(PROBLEM STATEMENT): Filter the entries below, keeping only lines with the word "SALADA".

(DATA SECTION):

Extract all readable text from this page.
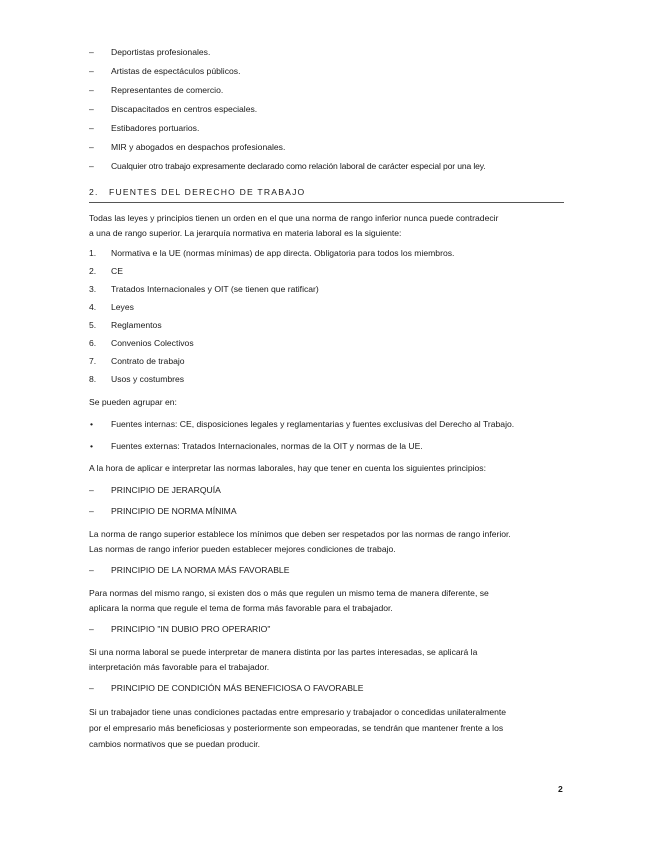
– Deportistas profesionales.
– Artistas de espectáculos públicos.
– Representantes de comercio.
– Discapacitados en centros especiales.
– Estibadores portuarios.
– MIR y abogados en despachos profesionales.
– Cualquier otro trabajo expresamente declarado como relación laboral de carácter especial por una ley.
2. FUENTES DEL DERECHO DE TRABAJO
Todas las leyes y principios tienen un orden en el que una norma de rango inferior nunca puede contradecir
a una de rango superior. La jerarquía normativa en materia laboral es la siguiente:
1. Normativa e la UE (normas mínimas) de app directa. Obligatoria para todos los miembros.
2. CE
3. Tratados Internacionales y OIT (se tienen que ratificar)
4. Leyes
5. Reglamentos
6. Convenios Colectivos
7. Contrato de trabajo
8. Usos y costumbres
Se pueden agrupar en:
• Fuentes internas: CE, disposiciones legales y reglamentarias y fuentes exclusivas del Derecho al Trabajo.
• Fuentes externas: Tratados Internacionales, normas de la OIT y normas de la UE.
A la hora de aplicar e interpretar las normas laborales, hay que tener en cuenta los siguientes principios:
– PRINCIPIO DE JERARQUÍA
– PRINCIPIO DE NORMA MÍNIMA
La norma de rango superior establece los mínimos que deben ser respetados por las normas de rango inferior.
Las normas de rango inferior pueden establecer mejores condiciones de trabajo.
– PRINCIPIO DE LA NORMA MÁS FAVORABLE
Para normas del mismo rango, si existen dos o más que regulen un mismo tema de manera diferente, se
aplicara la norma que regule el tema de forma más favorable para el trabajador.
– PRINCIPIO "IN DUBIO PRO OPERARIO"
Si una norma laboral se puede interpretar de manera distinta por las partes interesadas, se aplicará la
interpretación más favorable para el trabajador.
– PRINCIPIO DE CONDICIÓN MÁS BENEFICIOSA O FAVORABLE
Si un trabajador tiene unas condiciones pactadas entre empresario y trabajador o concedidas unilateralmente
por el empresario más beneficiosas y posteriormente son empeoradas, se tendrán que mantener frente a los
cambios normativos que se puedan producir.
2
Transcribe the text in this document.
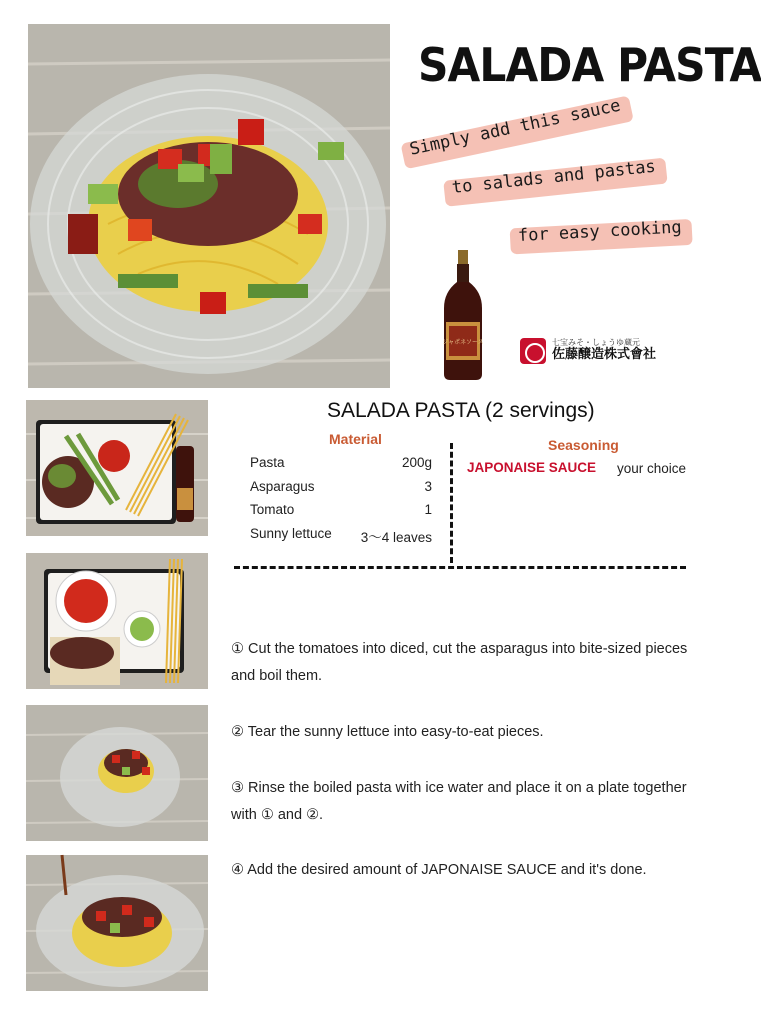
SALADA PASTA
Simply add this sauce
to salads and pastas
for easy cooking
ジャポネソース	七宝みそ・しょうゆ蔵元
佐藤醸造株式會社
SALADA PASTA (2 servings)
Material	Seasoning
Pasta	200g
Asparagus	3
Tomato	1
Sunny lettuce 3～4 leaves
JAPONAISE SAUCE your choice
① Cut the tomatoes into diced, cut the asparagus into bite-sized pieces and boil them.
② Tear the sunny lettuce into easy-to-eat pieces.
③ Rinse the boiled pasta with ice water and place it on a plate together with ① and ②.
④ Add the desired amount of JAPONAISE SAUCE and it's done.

(TASK RESULT):
SALADA PASTA
SALADA PASTA (2 servings)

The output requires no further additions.